[WORK TO DO]
Word for word, quote all of the material, omitting the pictures.

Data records
-.-.-

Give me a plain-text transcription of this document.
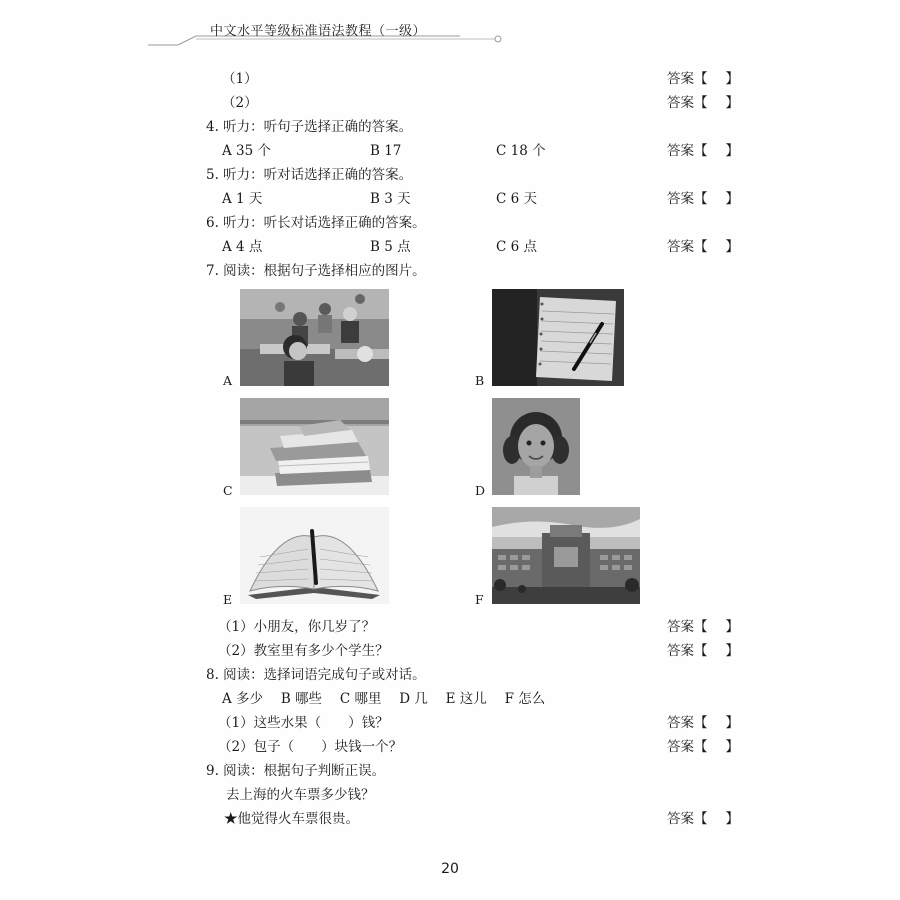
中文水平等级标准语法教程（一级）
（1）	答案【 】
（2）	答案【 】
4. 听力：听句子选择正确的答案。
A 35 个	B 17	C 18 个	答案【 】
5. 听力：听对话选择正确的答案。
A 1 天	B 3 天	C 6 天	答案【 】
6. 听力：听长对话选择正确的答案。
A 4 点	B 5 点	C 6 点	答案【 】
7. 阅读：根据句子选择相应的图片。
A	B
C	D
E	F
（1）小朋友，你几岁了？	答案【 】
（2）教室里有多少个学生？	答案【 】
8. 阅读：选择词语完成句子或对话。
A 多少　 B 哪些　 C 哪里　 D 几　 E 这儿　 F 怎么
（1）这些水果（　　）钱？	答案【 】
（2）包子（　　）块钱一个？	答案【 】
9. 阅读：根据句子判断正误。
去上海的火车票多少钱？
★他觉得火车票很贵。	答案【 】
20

-.-.-

[ANSWER BELOW]
Give me a plain-text transcription of this document.
中文水平等级标准语法教程（一级）
（1）	答案【 】
（2）	答案【 】
4. 听力：听句子选择正确的答案。
A 35 个	B 17	C 18 个	答案【 】
5. 听力：听对话选择正确的答案。
A 1 天	B 3 天	C 6 天	答案【 】
6. 听力：听长对话选择正确的答案。
A 4 点	B 5 点	C 6 点	答案【 】
7. 阅读：根据句子选择相应的图片。
A	B
C	D
E	F
（1）小朋友，你几岁了？	答案【 】
（2）教室里有多少个学生？	答案【 】
8. 阅读：选择词语完成句子或对话。
A 多少　 B 哪些　 C 哪里　 D 几　 E 这儿　 F 怎么
（1）这些水果（　　）钱？	答案【 】
（2）包子（　　）块钱一个？	答案【 】
9. 阅读：根据句子判断正误。
去上海的火车票多少钱？
★他觉得火车票很贵。	答案【 】
20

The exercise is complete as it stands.